▸ **WHAT IS BEING ASKED**: Find how many lines in the material hold the word "JSON", then state that number and nothing more.

────────────────────────────────────────

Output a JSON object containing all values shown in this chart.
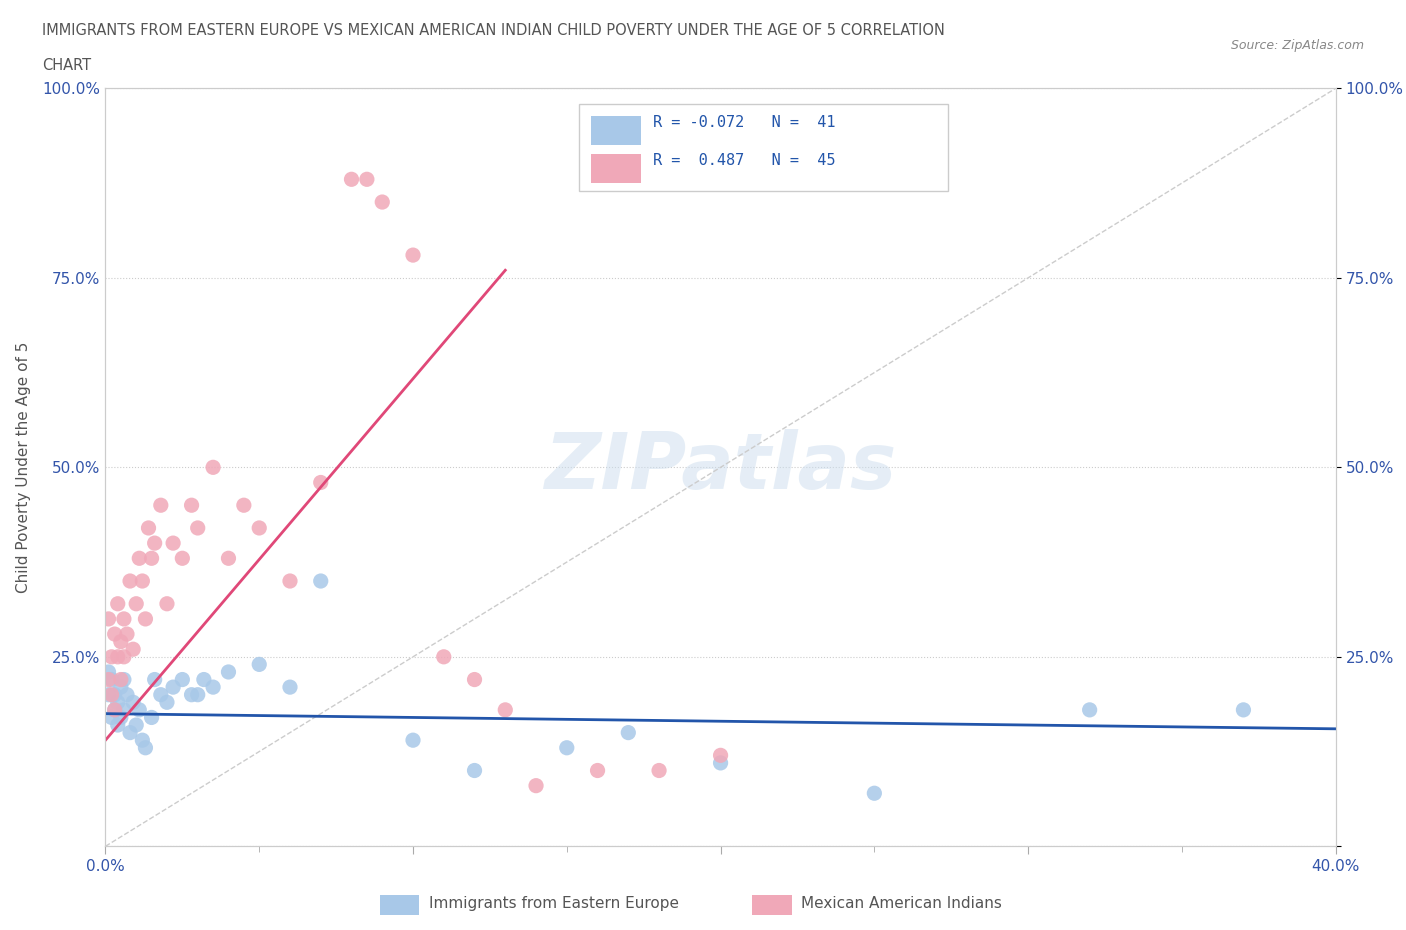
{
  "title_line1": "IMMIGRANTS FROM EASTERN EUROPE VS MEXICAN AMERICAN INDIAN CHILD POVERTY UNDER THE AGE OF 5 CORRELATION",
  "title_line2": "CHART",
  "source_text": "Source: ZipAtlas.com",
  "ylabel": "Child Poverty Under the Age of 5",
  "xlim": [
    0.0,
    0.4
  ],
  "ylim": [
    0.0,
    1.0
  ],
  "xticks": [
    0.0,
    0.1,
    0.2,
    0.3,
    0.4
  ],
  "xticklabels": [
    "0.0%",
    "",
    "",
    "",
    "40.0%"
  ],
  "yticks": [
    0.0,
    0.25,
    0.5,
    0.75,
    1.0
  ],
  "yticklabels_left": [
    "",
    "25.0%",
    "50.0%",
    "75.0%",
    "100.0%"
  ],
  "yticklabels_right": [
    "",
    "25.0%",
    "50.0%",
    "75.0%",
    "100.0%"
  ],
  "legend_text1": "R = -0.072   N =  41",
  "legend_text2": "R =  0.487   N =  45",
  "blue_color": "#A8C8E8",
  "pink_color": "#F0A8B8",
  "blue_line_color": "#2255AA",
  "pink_line_color": "#E04878",
  "watermark": "ZIPatlas",
  "blue_scatter_x": [
    0.001,
    0.001,
    0.002,
    0.002,
    0.003,
    0.003,
    0.004,
    0.004,
    0.005,
    0.005,
    0.006,
    0.006,
    0.007,
    0.008,
    0.009,
    0.01,
    0.011,
    0.012,
    0.013,
    0.015,
    0.016,
    0.018,
    0.02,
    0.022,
    0.025,
    0.028,
    0.03,
    0.032,
    0.035,
    0.04,
    0.05,
    0.06,
    0.07,
    0.1,
    0.12,
    0.15,
    0.17,
    0.2,
    0.25,
    0.32,
    0.37
  ],
  "blue_scatter_y": [
    0.2,
    0.23,
    0.17,
    0.22,
    0.18,
    0.2,
    0.19,
    0.16,
    0.21,
    0.17,
    0.22,
    0.18,
    0.2,
    0.15,
    0.19,
    0.16,
    0.18,
    0.14,
    0.13,
    0.17,
    0.22,
    0.2,
    0.19,
    0.21,
    0.22,
    0.2,
    0.2,
    0.22,
    0.21,
    0.23,
    0.24,
    0.21,
    0.35,
    0.14,
    0.1,
    0.13,
    0.15,
    0.11,
    0.07,
    0.18,
    0.18
  ],
  "pink_scatter_x": [
    0.001,
    0.001,
    0.002,
    0.002,
    0.003,
    0.003,
    0.004,
    0.004,
    0.005,
    0.005,
    0.006,
    0.006,
    0.007,
    0.008,
    0.009,
    0.01,
    0.011,
    0.012,
    0.013,
    0.014,
    0.015,
    0.016,
    0.018,
    0.02,
    0.022,
    0.025,
    0.028,
    0.03,
    0.035,
    0.04,
    0.045,
    0.05,
    0.06,
    0.07,
    0.08,
    0.085,
    0.09,
    0.1,
    0.11,
    0.12,
    0.13,
    0.14,
    0.16,
    0.18,
    0.2
  ],
  "pink_scatter_y": [
    0.22,
    0.3,
    0.25,
    0.2,
    0.28,
    0.18,
    0.32,
    0.25,
    0.27,
    0.22,
    0.3,
    0.25,
    0.28,
    0.35,
    0.26,
    0.32,
    0.38,
    0.35,
    0.3,
    0.42,
    0.38,
    0.4,
    0.45,
    0.32,
    0.4,
    0.38,
    0.45,
    0.42,
    0.5,
    0.38,
    0.45,
    0.42,
    0.35,
    0.48,
    0.88,
    0.88,
    0.85,
    0.78,
    0.25,
    0.22,
    0.18,
    0.08,
    0.1,
    0.1,
    0.12
  ],
  "pink_line_x": [
    0.0,
    0.13
  ],
  "pink_line_y": [
    0.14,
    0.76
  ],
  "blue_line_x": [
    0.0,
    0.4
  ],
  "blue_line_y": [
    0.175,
    0.155
  ]
}
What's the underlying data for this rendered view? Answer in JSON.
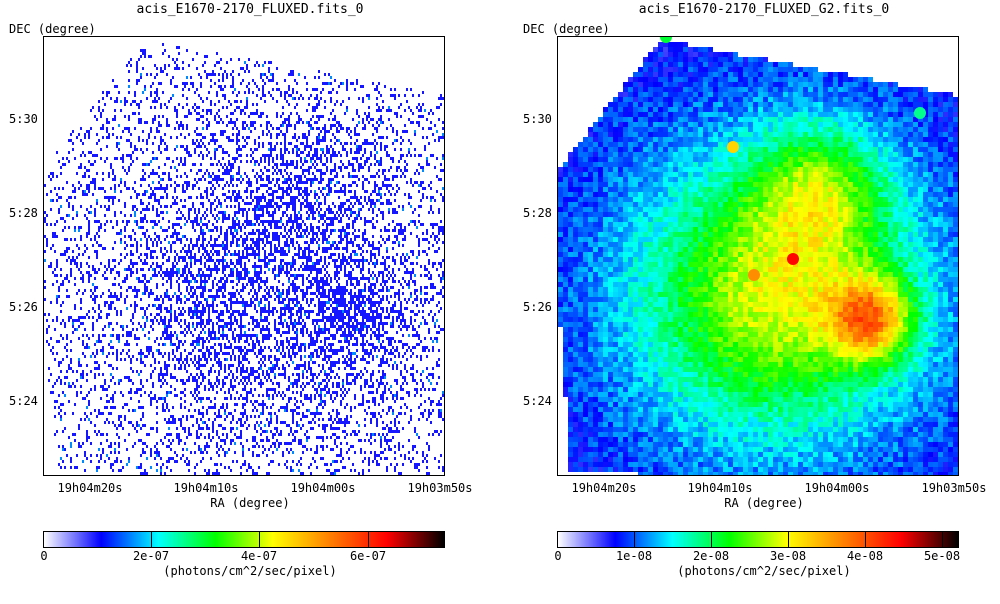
{
  "chart_data": [
    {
      "type": "heatmap",
      "title": "acis_E1670-2170_FLUXED.fits_0",
      "xlabel": "RA (degree)",
      "ylabel": "DEC (degree)",
      "x_ticks": [
        "19h04m20s",
        "19h04m10s",
        "19h04m00s",
        "19h03m50s"
      ],
      "y_ticks": [
        "5:30",
        "5:28",
        "5:26",
        "5:24"
      ],
      "colorbar_label": "(photons/cm^2/sec/pixel)",
      "colorbar_ticks": [
        "0",
        "2e-07",
        "4e-07",
        "6e-07"
      ],
      "colorbar_range": [
        0,
        7.4e-07
      ],
      "colormap": [
        "#ffffff",
        "#0000ff",
        "#00ffff",
        "#00ff00",
        "#ffff00",
        "#ff8000",
        "#ff0000",
        "#000000"
      ],
      "description_style": "sparse"
    },
    {
      "type": "heatmap",
      "title": "acis_E1670-2170_FLUXED_G2.fits_0",
      "xlabel": "RA (degree)",
      "ylabel": "DEC (degree)",
      "x_ticks": [
        "19h04m20s",
        "19h04m10s",
        "19h04m00s",
        "19h03m50s"
      ],
      "y_ticks": [
        "5:30",
        "5:28",
        "5:26",
        "5:24"
      ],
      "colorbar_label": "(photons/cm^2/sec/pixel)",
      "colorbar_ticks": [
        "0",
        "1e-08",
        "2e-08",
        "3e-08",
        "4e-08",
        "5e-08"
      ],
      "colorbar_range": [
        0,
        5.2e-08
      ],
      "colormap": [
        "#ffffff",
        "#0000ff",
        "#00ffff",
        "#00ff00",
        "#ffff00",
        "#ff8000",
        "#ff0000",
        "#000000"
      ],
      "description_style": "smooth"
    }
  ]
}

────────────────────────────────────────

▸ **RESPONSE TO THIS EXERCISE**: 2